> Short problem:
Repeat all entries exactly.

────────────────────────────────────────

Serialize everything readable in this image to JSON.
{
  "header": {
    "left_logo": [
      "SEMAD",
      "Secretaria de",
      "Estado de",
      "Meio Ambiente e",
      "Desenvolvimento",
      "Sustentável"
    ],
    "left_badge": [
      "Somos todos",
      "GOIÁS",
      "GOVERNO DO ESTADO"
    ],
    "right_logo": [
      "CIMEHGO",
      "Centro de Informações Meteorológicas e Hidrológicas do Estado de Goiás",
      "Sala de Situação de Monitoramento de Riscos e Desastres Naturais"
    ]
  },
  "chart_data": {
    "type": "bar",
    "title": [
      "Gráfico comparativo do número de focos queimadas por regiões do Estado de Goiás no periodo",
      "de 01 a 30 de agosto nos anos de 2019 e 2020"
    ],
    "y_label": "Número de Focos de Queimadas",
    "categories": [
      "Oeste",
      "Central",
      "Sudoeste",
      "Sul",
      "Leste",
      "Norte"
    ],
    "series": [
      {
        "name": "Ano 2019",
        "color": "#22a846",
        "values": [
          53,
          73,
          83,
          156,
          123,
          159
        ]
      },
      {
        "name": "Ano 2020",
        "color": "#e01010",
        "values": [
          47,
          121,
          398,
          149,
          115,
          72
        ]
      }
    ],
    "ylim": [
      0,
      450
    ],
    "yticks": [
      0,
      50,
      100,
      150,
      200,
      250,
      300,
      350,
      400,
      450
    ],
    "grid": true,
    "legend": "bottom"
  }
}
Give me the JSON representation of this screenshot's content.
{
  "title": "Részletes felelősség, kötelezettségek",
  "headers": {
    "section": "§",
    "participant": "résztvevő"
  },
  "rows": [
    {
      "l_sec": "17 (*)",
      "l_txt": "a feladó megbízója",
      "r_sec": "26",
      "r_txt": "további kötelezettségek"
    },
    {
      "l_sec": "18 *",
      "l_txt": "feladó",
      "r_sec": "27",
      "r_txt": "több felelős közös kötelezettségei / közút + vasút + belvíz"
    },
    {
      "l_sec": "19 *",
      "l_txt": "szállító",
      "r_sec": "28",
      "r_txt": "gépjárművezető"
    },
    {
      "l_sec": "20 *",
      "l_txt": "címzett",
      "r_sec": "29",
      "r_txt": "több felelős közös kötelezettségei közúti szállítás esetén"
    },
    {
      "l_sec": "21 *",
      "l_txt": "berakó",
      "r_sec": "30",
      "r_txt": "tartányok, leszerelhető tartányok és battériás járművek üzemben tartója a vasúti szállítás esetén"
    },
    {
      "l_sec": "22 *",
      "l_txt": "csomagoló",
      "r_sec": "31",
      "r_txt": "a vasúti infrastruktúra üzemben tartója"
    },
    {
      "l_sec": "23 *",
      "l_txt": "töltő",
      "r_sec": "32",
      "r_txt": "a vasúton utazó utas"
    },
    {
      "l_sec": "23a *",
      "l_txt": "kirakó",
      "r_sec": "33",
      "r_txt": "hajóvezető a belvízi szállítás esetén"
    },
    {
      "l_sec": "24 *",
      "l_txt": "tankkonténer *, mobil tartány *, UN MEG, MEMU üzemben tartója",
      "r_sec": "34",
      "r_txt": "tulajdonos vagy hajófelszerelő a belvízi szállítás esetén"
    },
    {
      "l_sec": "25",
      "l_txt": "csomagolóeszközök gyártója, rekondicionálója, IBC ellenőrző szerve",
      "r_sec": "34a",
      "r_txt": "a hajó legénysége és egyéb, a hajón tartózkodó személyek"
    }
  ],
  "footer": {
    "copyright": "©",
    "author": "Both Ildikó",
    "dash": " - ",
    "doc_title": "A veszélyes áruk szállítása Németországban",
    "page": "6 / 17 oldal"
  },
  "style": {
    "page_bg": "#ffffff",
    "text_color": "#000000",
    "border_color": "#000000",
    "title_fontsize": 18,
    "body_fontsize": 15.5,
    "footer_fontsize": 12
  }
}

────────────────────────────────────────

> Result of the task:
Serialize everything readable in this image to JSON.
{
  "header": {
    "left_logo": [
      "SEMAD",
      "Secretaria de",
      "Estado de",
      "Meio Ambiente e",
      "Desenvolvimento",
      "Sustentável"
    ],
    "left_badge": [
      "Somos todos",
      "GOIÁS",
      "GOVERNO DO ESTADO"
    ],
    "right_logo": [
      "CIMEHGO",
      "Centro de Informações Meteorológicas e Hidrológicas do Estado de Goiás",
      "Sala de Situação de Monitoramento de Riscos e Desastres Naturais"
    ]
  },
  "chart_data": {
    "type": "bar",
    "title": [
      "Gráfico comparativo do número de focos queimadas por regiões do Estado de Goiás no periodo",
      "de 01 a 30 de agosto nos anos de 2019 e 2020"
    ],
    "y_label": "Número de Focos de Queimadas",
    "categories": [
      "Oeste",
      "Central",
      "Sudoeste",
      "Sul",
      "Leste",
      "Norte"
    ],
    "series": [
      {
        "name": "Ano 2019",
        "color": "#22a846",
        "values": [
          53,
          73,
          83,
          156,
          123,
          159
        ]
      },
      {
        "name": "Ano 2020",
        "color": "#e01010",
        "values": [
          47,
          121,
          398,
          149,
          115,
          72
        ]
      }
    ],
    "ylim": [
      0,
      450
    ],
    "yticks": [
      0,
      50,
      100,
      150,
      200,
      250,
      300,
      350,
      400,
      450
    ],
    "grid": true,
    "legend": "bottom"
  }
}
Give me the JSON representation of this screenshot's content.
{
  "title": "Részletes felelősség, kötelezettségek",
  "headers": {
    "section": "§",
    "participant": "résztvevő"
  },
  "rows": [
    {
      "l_sec": "17 (*)",
      "l_txt": "a feladó megbízója",
      "r_sec": "26",
      "r_txt": "további kötelezettségek"
    },
    {
      "l_sec": "18 *",
      "l_txt": "feladó",
      "r_sec": "27",
      "r_txt": "több felelős közös kötelezettségei / közút + vasút + belvíz"
    },
    {
      "l_sec": "19 *",
      "l_txt": "szállító",
      "r_sec": "28",
      "r_txt": "gépjárművezető"
    },
    {
      "l_sec": "20 *",
      "l_txt": "címzett",
      "r_sec": "29",
      "r_txt": "több felelős közös kötelezettségei közúti szállítás esetén"
    },
    {
      "l_sec": "21 *",
      "l_txt": "berakó",
      "r_sec": "30",
      "r_txt": "tartányok, leszerelhető tartányok és battériás járművek üzemben tartója a vasúti szállítás esetén"
    },
    {
      "l_sec": "22 *",
      "l_txt": "csomagoló",
      "r_sec": "31",
      "r_txt": "a vasúti infrastruktúra üzemben tartója"
    },
    {
      "l_sec": "23 *",
      "l_txt": "töltő",
      "r_sec": "32",
      "r_txt": "a vasúton utazó utas"
    },
    {
      "l_sec": "23a *",
      "l_txt": "kirakó",
      "r_sec": "33",
      "r_txt": "hajóvezető a belvízi szállítás esetén"
    },
    {
      "l_sec": "24 *",
      "l_txt": "tankkonténer *, mobil tartány *, UN MEG, MEMU üzemben tartója",
      "r_sec": "34",
      "r_txt": "tulajdonos vagy hajófelszerelő a belvízi szállítás esetén"
    },
    {
      "l_sec": "25",
      "l_txt": "csomagolóeszközök gyártója, rekondicionálója, IBC ellenőrző szerve",
      "r_sec": "34a",
      "r_txt": "a hajó legénysége és egyéb, a hajón tartózkodó személyek"
    }
  ],
  "footer": {
    "copyright": "©",
    "author": "Both Ildikó",
    "dash": " - ",
    "doc_title": "A veszélyes áruk szállítása Németországban",
    "page": "6 / 17 oldal"
  },
  "style": {
    "page_bg": "#ffffff",
    "text_color": "#000000",
    "border_color": "#000000",
    "title_fontsize": 18,
    "body_fontsize": 15.5,
    "footer_fontsize": 12
  }
}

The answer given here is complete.